Items from a data source:

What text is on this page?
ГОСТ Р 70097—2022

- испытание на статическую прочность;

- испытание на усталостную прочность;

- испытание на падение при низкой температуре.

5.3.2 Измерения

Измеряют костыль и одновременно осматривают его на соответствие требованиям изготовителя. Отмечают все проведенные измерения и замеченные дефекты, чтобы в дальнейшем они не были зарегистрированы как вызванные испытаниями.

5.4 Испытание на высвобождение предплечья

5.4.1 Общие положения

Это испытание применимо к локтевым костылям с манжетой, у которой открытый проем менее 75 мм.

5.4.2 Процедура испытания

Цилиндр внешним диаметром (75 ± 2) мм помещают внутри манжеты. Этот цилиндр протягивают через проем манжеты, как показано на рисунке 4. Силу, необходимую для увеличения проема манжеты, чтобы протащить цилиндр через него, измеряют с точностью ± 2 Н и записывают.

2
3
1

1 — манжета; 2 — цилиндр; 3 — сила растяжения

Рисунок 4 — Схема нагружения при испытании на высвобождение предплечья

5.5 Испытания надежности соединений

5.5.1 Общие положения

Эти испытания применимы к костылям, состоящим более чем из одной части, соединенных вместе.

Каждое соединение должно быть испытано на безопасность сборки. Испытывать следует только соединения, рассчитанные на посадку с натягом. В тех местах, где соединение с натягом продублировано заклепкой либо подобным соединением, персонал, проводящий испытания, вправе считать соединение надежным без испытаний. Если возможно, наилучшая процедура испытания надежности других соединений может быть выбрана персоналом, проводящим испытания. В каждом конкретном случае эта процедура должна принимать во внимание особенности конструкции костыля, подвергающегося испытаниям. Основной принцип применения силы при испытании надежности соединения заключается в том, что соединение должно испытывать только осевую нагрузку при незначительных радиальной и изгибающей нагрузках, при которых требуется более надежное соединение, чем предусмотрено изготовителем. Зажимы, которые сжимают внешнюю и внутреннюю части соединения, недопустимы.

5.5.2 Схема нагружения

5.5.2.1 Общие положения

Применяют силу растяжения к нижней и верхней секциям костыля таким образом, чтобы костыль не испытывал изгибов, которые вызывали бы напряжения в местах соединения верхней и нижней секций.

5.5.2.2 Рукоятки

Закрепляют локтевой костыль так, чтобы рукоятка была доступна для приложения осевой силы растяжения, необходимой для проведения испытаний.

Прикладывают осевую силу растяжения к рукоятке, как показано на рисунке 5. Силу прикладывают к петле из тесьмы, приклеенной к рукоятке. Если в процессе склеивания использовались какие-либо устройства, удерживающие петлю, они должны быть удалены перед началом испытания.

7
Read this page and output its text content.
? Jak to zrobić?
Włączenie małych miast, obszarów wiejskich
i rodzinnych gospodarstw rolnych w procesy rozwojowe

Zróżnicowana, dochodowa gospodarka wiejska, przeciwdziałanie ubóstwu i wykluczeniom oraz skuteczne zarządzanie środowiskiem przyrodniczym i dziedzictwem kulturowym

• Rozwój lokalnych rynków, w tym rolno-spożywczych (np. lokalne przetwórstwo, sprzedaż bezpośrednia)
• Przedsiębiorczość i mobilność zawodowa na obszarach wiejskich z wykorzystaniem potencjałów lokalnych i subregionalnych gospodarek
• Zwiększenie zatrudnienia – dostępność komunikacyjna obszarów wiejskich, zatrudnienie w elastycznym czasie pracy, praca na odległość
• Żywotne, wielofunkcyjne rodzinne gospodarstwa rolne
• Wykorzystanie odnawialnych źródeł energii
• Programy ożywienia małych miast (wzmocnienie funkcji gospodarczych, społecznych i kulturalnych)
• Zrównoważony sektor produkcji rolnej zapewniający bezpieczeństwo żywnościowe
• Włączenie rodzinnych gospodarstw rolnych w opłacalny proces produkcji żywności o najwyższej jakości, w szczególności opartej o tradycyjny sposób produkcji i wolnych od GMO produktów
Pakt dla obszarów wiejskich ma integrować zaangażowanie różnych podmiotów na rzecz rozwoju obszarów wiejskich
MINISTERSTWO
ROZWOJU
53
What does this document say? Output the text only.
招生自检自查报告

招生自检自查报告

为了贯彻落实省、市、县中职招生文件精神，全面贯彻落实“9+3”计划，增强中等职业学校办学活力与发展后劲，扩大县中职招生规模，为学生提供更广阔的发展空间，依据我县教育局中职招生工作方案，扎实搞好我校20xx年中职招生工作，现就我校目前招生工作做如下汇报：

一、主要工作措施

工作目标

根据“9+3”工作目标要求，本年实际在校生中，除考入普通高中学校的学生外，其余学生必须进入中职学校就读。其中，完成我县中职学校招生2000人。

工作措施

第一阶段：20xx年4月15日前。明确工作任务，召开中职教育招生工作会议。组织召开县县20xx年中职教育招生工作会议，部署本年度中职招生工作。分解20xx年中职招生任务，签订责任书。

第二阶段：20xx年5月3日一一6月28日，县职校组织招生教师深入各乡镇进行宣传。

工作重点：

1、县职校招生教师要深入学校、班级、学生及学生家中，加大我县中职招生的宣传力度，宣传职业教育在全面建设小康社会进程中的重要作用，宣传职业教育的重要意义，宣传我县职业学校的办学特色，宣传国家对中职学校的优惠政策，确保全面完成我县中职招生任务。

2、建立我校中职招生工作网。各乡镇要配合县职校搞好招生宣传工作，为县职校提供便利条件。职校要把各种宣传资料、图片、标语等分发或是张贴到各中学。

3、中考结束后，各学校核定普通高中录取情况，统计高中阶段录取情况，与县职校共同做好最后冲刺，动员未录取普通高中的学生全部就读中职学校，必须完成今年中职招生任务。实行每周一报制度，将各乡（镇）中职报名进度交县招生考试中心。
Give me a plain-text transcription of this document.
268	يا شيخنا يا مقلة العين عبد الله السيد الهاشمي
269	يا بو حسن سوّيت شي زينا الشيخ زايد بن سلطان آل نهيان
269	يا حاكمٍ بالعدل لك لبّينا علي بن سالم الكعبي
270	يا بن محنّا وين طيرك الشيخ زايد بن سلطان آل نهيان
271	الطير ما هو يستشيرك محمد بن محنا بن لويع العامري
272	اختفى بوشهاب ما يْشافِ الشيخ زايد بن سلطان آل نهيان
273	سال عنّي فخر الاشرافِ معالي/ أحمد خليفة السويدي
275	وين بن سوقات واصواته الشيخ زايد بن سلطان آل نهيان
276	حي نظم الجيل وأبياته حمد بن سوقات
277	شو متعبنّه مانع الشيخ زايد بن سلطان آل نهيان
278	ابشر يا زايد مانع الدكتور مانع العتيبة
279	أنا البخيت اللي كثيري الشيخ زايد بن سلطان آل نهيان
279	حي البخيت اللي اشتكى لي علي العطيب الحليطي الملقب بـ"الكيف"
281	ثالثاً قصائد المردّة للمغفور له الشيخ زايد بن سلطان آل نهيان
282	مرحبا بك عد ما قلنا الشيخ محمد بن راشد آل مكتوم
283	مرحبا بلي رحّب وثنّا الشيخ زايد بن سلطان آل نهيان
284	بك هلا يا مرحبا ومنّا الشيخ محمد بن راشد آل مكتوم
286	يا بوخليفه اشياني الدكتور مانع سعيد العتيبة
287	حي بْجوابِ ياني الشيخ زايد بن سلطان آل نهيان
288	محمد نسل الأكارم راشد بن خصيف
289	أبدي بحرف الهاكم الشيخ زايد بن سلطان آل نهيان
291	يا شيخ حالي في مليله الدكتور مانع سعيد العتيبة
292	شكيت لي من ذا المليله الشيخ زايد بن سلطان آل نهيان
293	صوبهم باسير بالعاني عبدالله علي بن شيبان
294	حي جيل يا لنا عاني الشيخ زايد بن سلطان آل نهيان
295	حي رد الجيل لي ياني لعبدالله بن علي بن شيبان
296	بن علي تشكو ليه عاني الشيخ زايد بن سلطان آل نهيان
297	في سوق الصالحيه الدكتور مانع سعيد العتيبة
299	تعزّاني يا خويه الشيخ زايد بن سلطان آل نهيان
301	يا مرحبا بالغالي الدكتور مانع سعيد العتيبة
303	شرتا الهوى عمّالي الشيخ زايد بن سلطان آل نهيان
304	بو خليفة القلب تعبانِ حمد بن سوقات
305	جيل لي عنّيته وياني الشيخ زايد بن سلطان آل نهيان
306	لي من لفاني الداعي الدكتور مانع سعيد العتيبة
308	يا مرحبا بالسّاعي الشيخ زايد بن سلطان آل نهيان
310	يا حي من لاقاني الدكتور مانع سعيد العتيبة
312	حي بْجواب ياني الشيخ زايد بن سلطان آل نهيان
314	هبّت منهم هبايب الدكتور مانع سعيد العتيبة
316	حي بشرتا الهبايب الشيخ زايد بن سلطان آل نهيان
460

> **EXERCISE DESCRIPTION**: From the listing above, pick out each line where the word "rolnych" appears.

> **ANSWER FOR THIS EXERCISE**:
i rodzinnych gospodarstw rolnych w procesy rozwojowe
• Włączenie rodzinnych gospodarstw rolnych w opłacalny proces produkcji żywności o najwyższej jakości, w szczególności opartej o tradycyjny sposób produkcji i wolnych od GMO produktów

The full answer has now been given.